→ EXERCISE DIRECTIONS: Output an exact reproduction of the data.

— start —

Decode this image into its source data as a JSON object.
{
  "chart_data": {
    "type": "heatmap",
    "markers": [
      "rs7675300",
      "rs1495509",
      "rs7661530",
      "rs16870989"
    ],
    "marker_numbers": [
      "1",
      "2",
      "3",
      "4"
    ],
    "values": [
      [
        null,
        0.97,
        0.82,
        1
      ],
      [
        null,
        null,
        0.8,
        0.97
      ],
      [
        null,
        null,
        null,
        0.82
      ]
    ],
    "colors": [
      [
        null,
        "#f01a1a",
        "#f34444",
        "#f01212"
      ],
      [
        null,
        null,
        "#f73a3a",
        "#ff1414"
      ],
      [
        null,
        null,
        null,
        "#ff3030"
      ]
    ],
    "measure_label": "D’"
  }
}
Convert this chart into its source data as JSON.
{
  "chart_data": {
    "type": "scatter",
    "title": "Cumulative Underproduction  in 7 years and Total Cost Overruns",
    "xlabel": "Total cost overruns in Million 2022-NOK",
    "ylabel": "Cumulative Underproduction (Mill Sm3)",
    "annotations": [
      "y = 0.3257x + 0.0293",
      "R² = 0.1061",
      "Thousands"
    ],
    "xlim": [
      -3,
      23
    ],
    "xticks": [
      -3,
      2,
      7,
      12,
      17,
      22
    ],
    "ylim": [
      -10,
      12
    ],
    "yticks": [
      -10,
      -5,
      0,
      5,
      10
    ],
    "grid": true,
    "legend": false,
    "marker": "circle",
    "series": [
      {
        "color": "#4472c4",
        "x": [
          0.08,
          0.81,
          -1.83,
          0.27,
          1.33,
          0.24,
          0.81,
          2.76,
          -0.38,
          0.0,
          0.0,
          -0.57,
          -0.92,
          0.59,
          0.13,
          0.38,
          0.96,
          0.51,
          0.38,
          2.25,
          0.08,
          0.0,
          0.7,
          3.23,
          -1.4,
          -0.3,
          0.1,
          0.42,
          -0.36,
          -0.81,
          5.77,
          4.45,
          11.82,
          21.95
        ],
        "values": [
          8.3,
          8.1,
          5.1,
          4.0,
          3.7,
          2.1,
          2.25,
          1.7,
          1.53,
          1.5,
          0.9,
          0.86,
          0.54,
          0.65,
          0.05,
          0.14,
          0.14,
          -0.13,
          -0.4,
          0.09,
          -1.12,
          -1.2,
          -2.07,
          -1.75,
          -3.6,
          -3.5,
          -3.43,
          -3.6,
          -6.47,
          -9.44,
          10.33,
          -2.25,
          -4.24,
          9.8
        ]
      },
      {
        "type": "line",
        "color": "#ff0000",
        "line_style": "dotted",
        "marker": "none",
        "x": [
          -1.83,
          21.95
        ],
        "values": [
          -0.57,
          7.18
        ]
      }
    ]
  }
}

— end —

→ RESULT OF THIS EXERCISE:
Decode this image into its source data as a JSON object.
{
  "chart_data": {
    "type": "heatmap",
    "markers": [
      "rs7675300",
      "rs1495509",
      "rs7661530",
      "rs16870989"
    ],
    "marker_numbers": [
      "1",
      "2",
      "3",
      "4"
    ],
    "values": [
      [
        null,
        0.97,
        0.82,
        1
      ],
      [
        null,
        null,
        0.8,
        0.97
      ],
      [
        null,
        null,
        null,
        0.82
      ]
    ],
    "colors": [
      [
        null,
        "#f01a1a",
        "#f34444",
        "#f01212"
      ],
      [
        null,
        null,
        "#f73a3a",
        "#ff1414"
      ],
      [
        null,
        null,
        null,
        "#ff3030"
      ]
    ],
    "measure_label": "D’"
  }
}
Convert this chart into its source data as JSON.
{
  "chart_data": {
    "type": "scatter",
    "title": "Cumulative Underproduction  in 7 years and Total Cost Overruns",
    "xlabel": "Total cost overruns in Million 2022-NOK",
    "ylabel": "Cumulative Underproduction (Mill Sm3)",
    "annotations": [
      "y = 0.3257x + 0.0293",
      "R² = 0.1061",
      "Thousands"
    ],
    "xlim": [
      -3,
      23
    ],
    "xticks": [
      -3,
      2,
      7,
      12,
      17,
      22
    ],
    "ylim": [
      -10,
      12
    ],
    "yticks": [
      -10,
      -5,
      0,
      5,
      10
    ],
    "grid": true,
    "legend": false,
    "marker": "circle",
    "series": [
      {
        "color": "#4472c4",
        "x": [
          0.08,
          0.81,
          -1.83,
          0.27,
          1.33,
          0.24,
          0.81,
          2.76,
          -0.38,
          0.0,
          0.0,
          -0.57,
          -0.92,
          0.59,
          0.13,
          0.38,
          0.96,
          0.51,
          0.38,
          2.25,
          0.08,
          0.0,
          0.7,
          3.23,
          -1.4,
          -0.3,
          0.1,
          0.42,
          -0.36,
          -0.81,
          5.77,
          4.45,
          11.82,
          21.95
        ],
        "values": [
          8.3,
          8.1,
          5.1,
          4.0,
          3.7,
          2.1,
          2.25,
          1.7,
          1.53,
          1.5,
          0.9,
          0.86,
          0.54,
          0.65,
          0.05,
          0.14,
          0.14,
          -0.13,
          -0.4,
          0.09,
          -1.12,
          -1.2,
          -2.07,
          -1.75,
          -3.6,
          -3.5,
          -3.43,
          -3.6,
          -6.47,
          -9.44,
          10.33,
          -2.25,
          -4.24,
          9.8
        ]
      },
      {
        "type": "line",
        "color": "#ff0000",
        "line_style": "dotted",
        "marker": "none",
        "x": [
          -1.83,
          21.95
        ],
        "values": [
          -0.57,
          7.18
        ]
      }
    ]
  }
}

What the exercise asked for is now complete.